SELECTION:

>>>

Here’s the thing with making lists: they put things into perspective, set milestones, and then, when time keeps rolling on without you getting any closer to your destinations, you know exactly how far you’ve failed.

That, for the record, is the ultimate doom and gloom perspective on to-do lists. And, as someone with 3 bouncing around (I’m including the unwritten one in my head of things that I haven’t written down yet), I am an amateur expert in the field of how much a to-do list can screw with your head. For example, if you look at how I am staking up against my current 2012 resolution list-in-perpetual-revision:

Item Status
One blog post a week Missed one due to technical difficulties!
One new recipe a month Red Velvet Cake from scratch
Gym 3x a week Success!
Eat vitamins/be nutritionally sufficient Vitamins are a go, my body isn’t so sure on point 2, and, for the life of me, I can’t figure out what it is. But this isn’t a discussing health problems post, just a status check. Suffice it to say that I’m not supposed to be so nutritionally sufficient that I’m hosting 3rd party organisms.
Figure out my relationship to social media I’ve started saying “only important” to people in my Facebook newsfeed and only checking in 3-4 times a week, which I find to be very liberating.
Make sure the relationships in your life are meaningful This needs a sub-list!

Okay, it’s not that bad. Isn’t it nifty when things you say (like to-do lists help give perspective), are actually true?

<<<

Extracted records
>>>

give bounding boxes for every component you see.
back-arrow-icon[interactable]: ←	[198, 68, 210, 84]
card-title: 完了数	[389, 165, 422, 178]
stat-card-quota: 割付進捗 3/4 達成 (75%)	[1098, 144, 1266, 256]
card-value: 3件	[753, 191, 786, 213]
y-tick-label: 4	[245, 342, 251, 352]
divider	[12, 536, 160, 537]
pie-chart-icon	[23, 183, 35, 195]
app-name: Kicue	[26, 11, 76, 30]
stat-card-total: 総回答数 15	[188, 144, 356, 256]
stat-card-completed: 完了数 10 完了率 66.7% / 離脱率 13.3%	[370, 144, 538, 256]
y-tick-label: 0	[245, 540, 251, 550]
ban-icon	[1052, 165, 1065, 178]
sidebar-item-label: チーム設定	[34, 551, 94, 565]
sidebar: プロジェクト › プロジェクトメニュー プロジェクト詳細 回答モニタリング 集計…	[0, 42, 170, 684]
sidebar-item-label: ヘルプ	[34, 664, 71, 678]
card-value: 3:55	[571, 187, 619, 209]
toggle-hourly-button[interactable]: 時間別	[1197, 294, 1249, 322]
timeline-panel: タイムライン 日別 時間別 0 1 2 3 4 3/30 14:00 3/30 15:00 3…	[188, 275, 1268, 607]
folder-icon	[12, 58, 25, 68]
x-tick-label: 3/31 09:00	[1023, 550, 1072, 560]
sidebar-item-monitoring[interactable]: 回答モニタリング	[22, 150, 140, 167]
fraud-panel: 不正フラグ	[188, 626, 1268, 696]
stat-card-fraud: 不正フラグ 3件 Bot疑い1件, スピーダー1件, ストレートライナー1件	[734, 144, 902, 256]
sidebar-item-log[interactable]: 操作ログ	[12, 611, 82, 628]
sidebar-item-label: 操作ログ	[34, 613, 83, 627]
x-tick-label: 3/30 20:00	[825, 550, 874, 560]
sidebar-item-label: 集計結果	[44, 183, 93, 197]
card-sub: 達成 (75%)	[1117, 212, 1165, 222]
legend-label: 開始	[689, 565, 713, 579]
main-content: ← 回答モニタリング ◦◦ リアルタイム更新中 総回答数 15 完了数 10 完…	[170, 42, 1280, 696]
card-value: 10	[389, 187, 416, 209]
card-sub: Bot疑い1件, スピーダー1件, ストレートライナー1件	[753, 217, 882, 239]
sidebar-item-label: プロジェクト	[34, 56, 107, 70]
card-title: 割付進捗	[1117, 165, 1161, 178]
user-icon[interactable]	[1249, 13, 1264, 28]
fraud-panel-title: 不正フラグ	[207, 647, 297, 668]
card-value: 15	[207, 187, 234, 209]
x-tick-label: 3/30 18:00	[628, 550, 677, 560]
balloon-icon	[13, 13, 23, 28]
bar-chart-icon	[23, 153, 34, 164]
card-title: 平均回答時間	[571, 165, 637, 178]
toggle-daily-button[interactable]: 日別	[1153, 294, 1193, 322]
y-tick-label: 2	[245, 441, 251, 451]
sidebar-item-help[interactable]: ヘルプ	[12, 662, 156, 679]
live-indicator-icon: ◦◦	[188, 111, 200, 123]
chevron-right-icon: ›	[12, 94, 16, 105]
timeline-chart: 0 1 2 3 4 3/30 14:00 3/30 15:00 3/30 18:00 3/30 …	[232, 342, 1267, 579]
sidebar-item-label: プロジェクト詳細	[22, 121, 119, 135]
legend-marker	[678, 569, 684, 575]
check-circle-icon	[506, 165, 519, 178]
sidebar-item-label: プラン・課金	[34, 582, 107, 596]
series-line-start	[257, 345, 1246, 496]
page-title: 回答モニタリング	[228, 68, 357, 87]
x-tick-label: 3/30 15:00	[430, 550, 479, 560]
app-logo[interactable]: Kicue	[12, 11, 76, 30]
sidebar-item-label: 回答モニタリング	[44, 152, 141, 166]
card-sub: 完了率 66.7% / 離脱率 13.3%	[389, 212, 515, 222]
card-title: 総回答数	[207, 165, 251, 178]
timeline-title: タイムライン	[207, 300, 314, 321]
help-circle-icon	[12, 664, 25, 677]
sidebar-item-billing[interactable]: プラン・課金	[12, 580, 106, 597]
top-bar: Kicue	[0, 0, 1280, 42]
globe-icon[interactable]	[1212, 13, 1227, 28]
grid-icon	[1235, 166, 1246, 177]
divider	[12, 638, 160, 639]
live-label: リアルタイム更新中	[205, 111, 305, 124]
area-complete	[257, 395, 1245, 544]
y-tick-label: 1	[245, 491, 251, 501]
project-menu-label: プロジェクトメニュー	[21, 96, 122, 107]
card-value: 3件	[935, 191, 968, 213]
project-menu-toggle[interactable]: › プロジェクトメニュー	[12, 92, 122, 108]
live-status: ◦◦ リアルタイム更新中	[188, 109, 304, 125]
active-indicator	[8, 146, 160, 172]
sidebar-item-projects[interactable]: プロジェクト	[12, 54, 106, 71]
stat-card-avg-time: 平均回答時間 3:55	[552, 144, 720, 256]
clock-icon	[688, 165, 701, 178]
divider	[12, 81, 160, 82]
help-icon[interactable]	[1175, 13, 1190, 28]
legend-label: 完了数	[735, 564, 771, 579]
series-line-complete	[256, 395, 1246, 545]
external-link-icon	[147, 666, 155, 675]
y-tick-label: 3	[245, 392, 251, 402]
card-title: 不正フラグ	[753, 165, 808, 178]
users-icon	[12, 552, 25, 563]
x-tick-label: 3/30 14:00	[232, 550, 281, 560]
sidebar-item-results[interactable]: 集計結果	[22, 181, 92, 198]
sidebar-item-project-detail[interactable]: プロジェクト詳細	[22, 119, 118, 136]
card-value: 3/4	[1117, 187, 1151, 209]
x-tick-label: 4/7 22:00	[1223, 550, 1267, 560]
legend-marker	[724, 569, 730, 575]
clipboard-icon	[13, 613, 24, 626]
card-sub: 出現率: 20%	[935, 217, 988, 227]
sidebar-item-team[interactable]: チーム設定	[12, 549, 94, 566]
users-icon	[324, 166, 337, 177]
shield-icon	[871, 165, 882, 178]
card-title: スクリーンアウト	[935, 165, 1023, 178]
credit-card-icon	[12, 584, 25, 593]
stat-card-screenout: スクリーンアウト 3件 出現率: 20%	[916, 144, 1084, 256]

<<<

DIRECTIONS FOR THIS TASK: From the post about to-do lists, extract everything from "Make sure the" down to "are actually true?".

CORRECT OUTPUT:
Make sure the relationships in your life are meaningful This needs a sub-list!

Okay, it’s not that bad. Isn’t it nifty when things you say (like to-do lists help give perspective), are actually true?